→ **What this task involves**:
In the records below, find the line containing "What data populates" and repeat it and every line after it exactly, without pictures.

→ **Supplied material**:
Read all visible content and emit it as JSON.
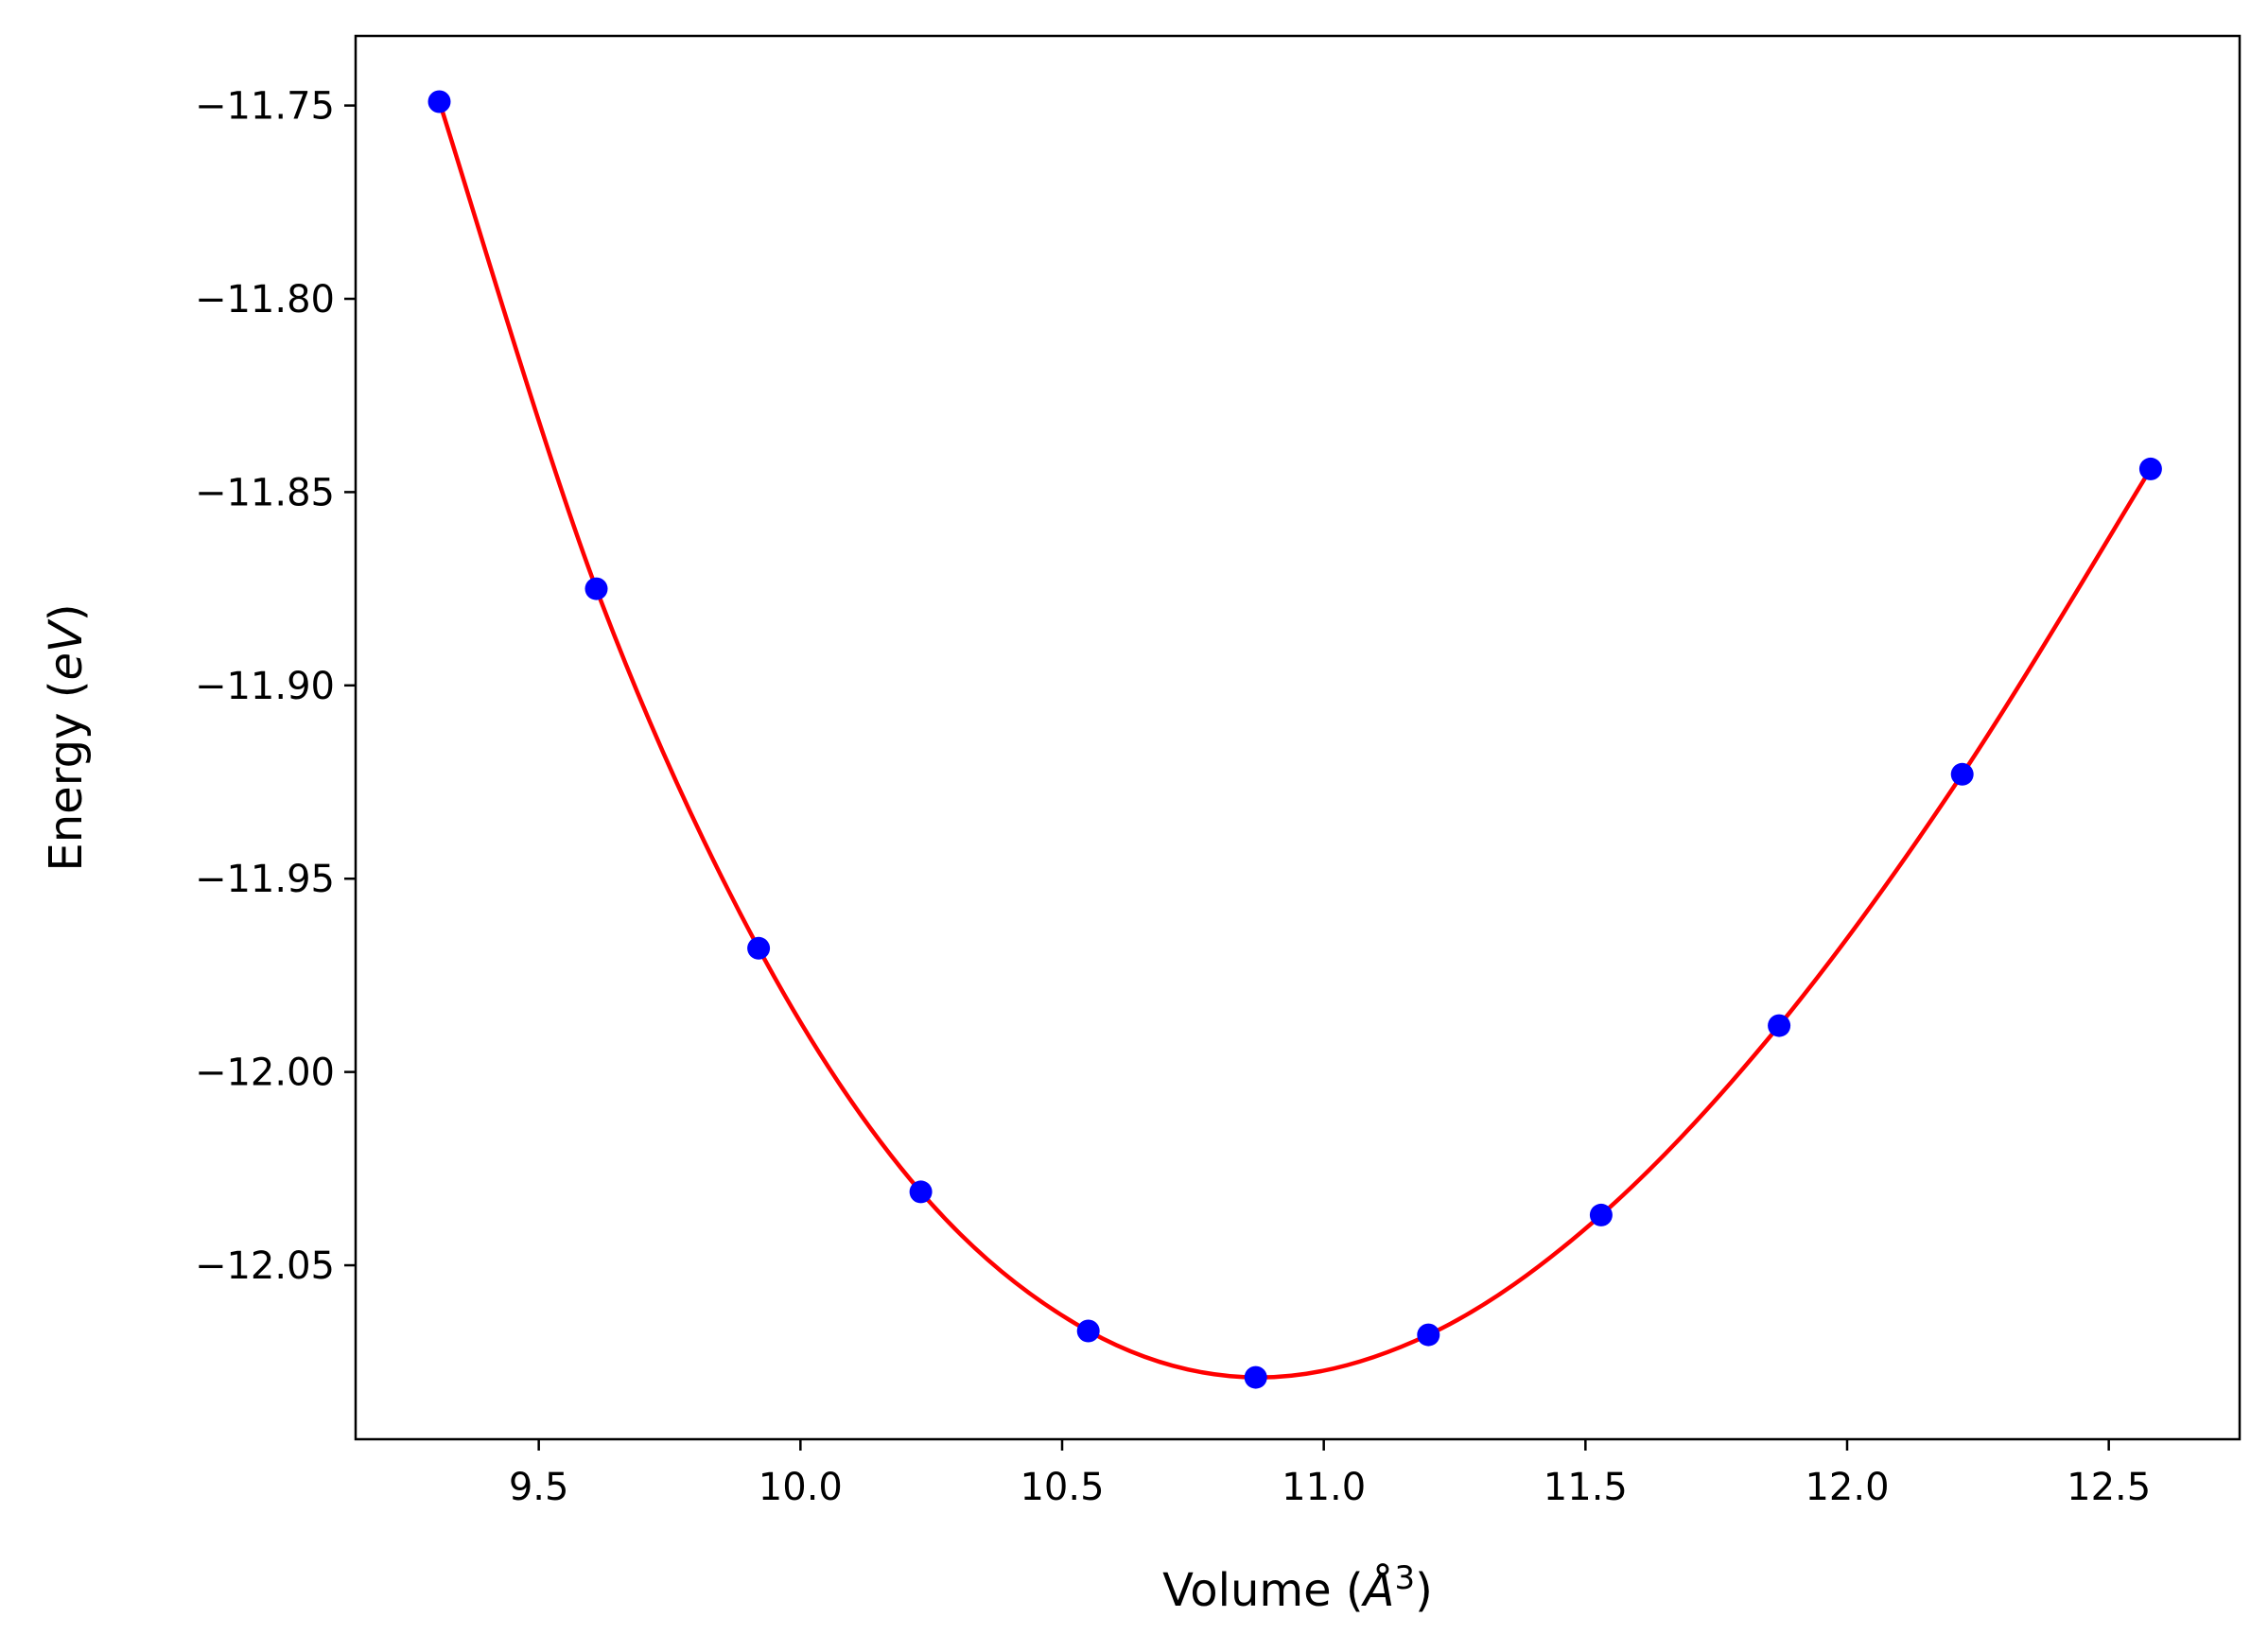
{
  "chart_data": {
    "type": "line",
    "title": "",
    "xlabel": "Volume (",
    "xlabel_unit": "Å",
    "xlabel_exp": "3",
    "xlabel_close": ")",
    "ylabel": "Energy (",
    "ylabel_unit": "eV",
    "ylabel_close": ")",
    "xlim": [
      9.15,
      12.75
    ],
    "ylim": [
      -12.095,
      -11.732
    ],
    "xticks": [
      9.5,
      10.0,
      10.5,
      11.0,
      11.5,
      12.0,
      12.5
    ],
    "xtick_labels": [
      "9.5",
      "10.0",
      "10.5",
      "11.0",
      "11.5",
      "12.0",
      "12.5"
    ],
    "yticks": [
      -11.75,
      -11.8,
      -11.85,
      -11.9,
      -11.95,
      -12.0,
      -12.05
    ],
    "ytick_labels": [
      "−11.75",
      "−11.80",
      "−11.85",
      "−11.90",
      "−11.95",
      "−12.00",
      "−12.05"
    ],
    "grid": false,
    "series": [
      {
        "kind": "scatter",
        "color": "#0000ff",
        "x": [
          9.31,
          9.61,
          9.92,
          10.23,
          10.55,
          10.87,
          11.2,
          11.53,
          11.87,
          12.22,
          12.58
        ],
        "y": [
          -11.749,
          -11.875,
          -11.968,
          -12.031,
          -12.067,
          -12.079,
          -12.068,
          -12.037,
          -11.988,
          -11.923,
          -11.844
        ]
      },
      {
        "kind": "line",
        "color": "#ff0000",
        "fit": "equation-of-state",
        "x": [
          9.31,
          9.61,
          9.92,
          10.23,
          10.55,
          10.87,
          11.2,
          11.53,
          11.87,
          12.22,
          12.58
        ],
        "y": [
          -11.749,
          -11.875,
          -11.968,
          -12.031,
          -12.067,
          -12.079,
          -12.068,
          -12.037,
          -11.988,
          -11.923,
          -11.844
        ]
      }
    ]
  }
}
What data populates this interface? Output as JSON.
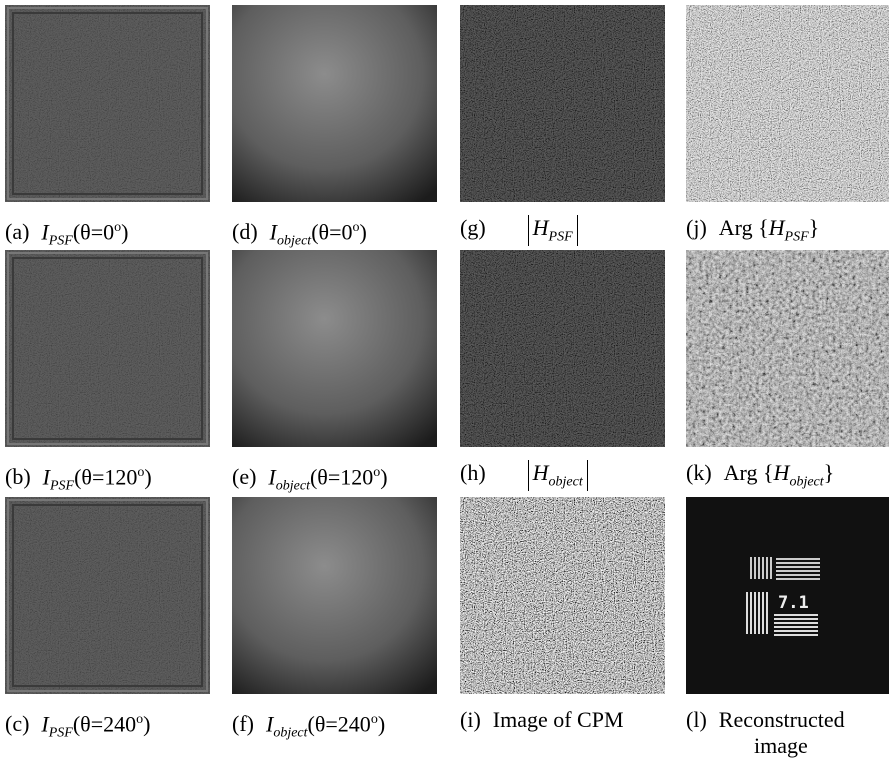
{
  "panels": [
    {
      "label": "(a)",
      "symbol": "I",
      "sub": "PSF",
      "arg": "(θ=0",
      "sup": "o",
      "close": ")"
    },
    {
      "label": "(b)",
      "symbol": "I",
      "sub": "PSF",
      "arg": "(θ=120",
      "sup": "o",
      "close": ")"
    },
    {
      "label": "(c)",
      "symbol": "I",
      "sub": "PSF",
      "arg": "(θ=240",
      "sup": "o",
      "close": ")"
    },
    {
      "label": "(d)",
      "symbol": "I",
      "sub": "object",
      "arg": "(θ=0",
      "sup": "o",
      "close": ")"
    },
    {
      "label": "(e)",
      "symbol": "I",
      "sub": "object",
      "arg": "(θ=120",
      "sup": "o",
      "close": ")"
    },
    {
      "label": "(f)",
      "symbol": "I",
      "sub": "object",
      "arg": "(θ=240",
      "sup": "o",
      "close": ")"
    },
    {
      "label": "(g)",
      "symbol": "H",
      "sub": "PSF",
      "abs": true
    },
    {
      "label": "(h)",
      "symbol": "H",
      "sub": "object",
      "abs": true
    },
    {
      "label": "(i)",
      "text": "Image of CPM"
    },
    {
      "label": "(j)",
      "prefix": "Arg",
      "open": "{",
      "symbol": "H",
      "sub": "PSF",
      "close": "}"
    },
    {
      "label": "(k)",
      "prefix": "Arg",
      "open": "{",
      "symbol": "H",
      "sub": "object",
      "close": "}"
    },
    {
      "label": "(l)",
      "text": "Reconstructed",
      "text2": "image",
      "inset_text": "7.1"
    }
  ]
}
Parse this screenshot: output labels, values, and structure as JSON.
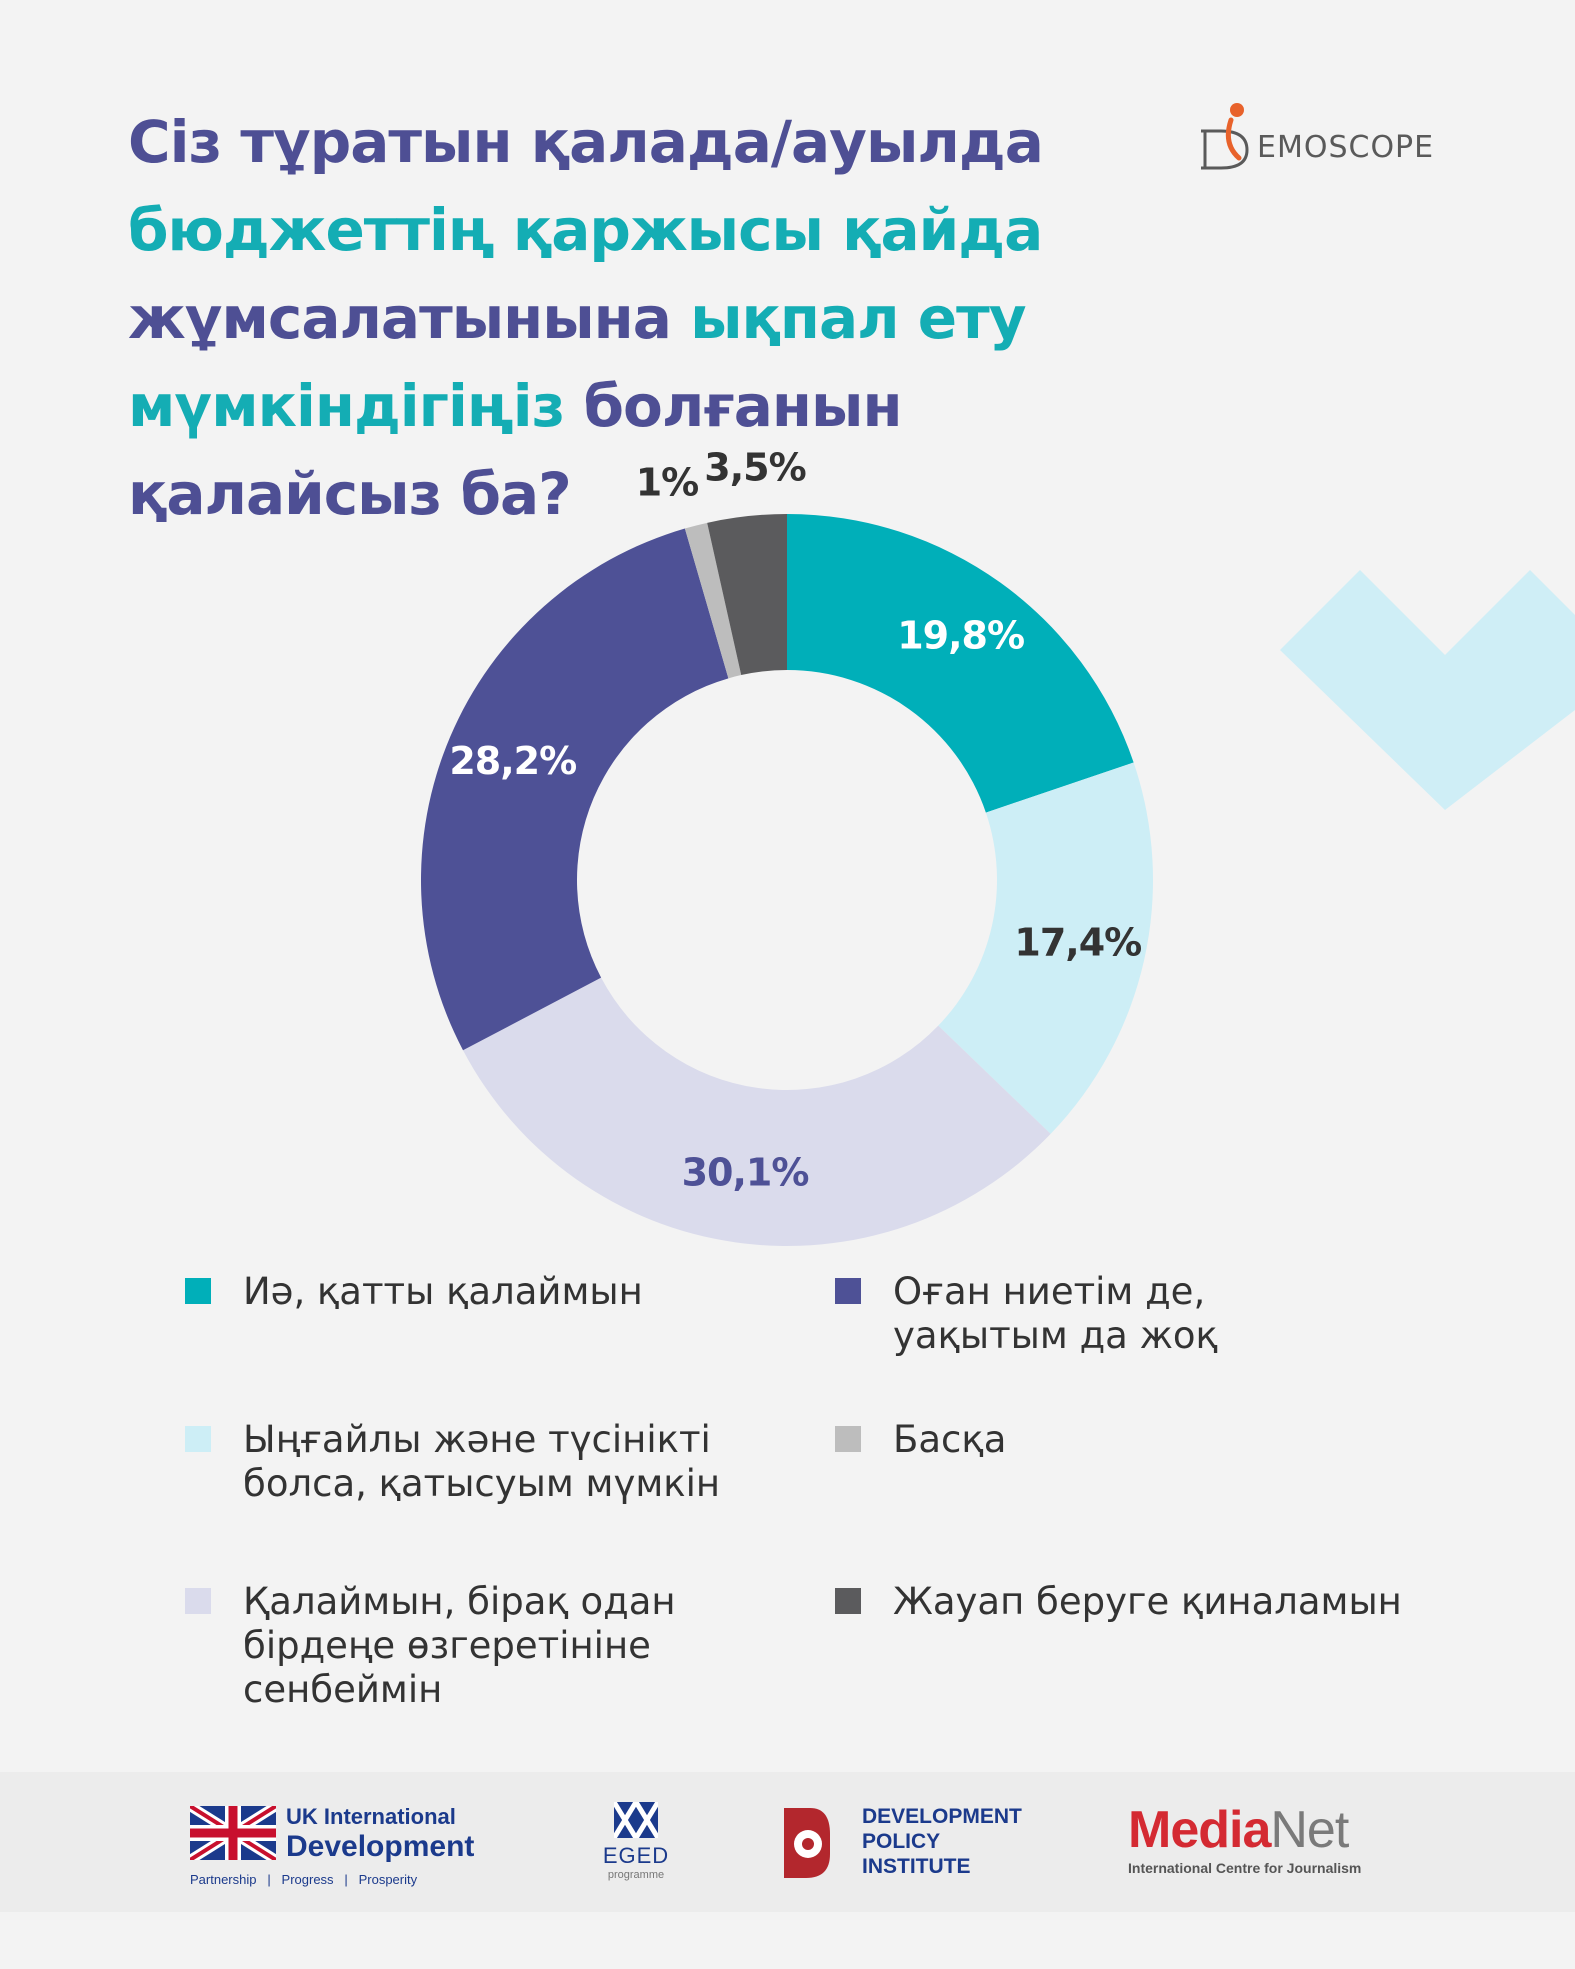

→ **Exercise response**:
What data populates this interface? Output as JSON.
{
  "panels": [
    {
      "label": "(a)",
      "symbol": "I",
      "sub": "PSF",
      "arg": "(θ=0",
      "sup": "o",
      "close": ")"
    },
    {
      "label": "(b)",
      "symbol": "I",
      "sub": "PSF",
      "arg": "(θ=120",
      "sup": "o",
      "close": ")"
    },
    {
      "label": "(c)",
      "symbol": "I",
      "sub": "PSF",
      "arg": "(θ=240",
      "sup": "o",
      "close": ")"
    },
    {
      "label": "(d)",
      "symbol": "I",
      "sub": "object",
      "arg": "(θ=0",
      "sup": "o",
      "close": ")"
    },
    {
      "label": "(e)",
      "symbol": "I",
      "sub": "object",
      "arg": "(θ=120",
      "sup": "o",
      "close": ")"
    },
    {
      "label": "(f)",
      "symbol": "I",
      "sub": "object",
      "arg": "(θ=240",
      "sup": "o",
      "close": ")"
    },
    {
      "label": "(g)",
      "symbol": "H",
      "sub": "PSF",
      "abs": true
    },
    {
      "label": "(h)",
      "symbol": "H",
      "sub": "object",
      "abs": true
    },
    {
      "label": "(i)",
      "text": "Image of CPM"
    },
    {
      "label": "(j)",
      "prefix": "Arg",
      "open": "{",
      "symbol": "H",
      "sub": "PSF",
      "close": "}"
    },
    {
      "label": "(k)",
      "prefix": "Arg",
      "open": "{",
      "symbol": "H",
      "sub": "object",
      "close": "}"
    },
    {
      "label": "(l)",
      "text": "Reconstructed",
      "text2": "image",
      "inset_text": "7.1"
    }
  ]
}
Parse this screenshot: output labels, values, and structure as JSON.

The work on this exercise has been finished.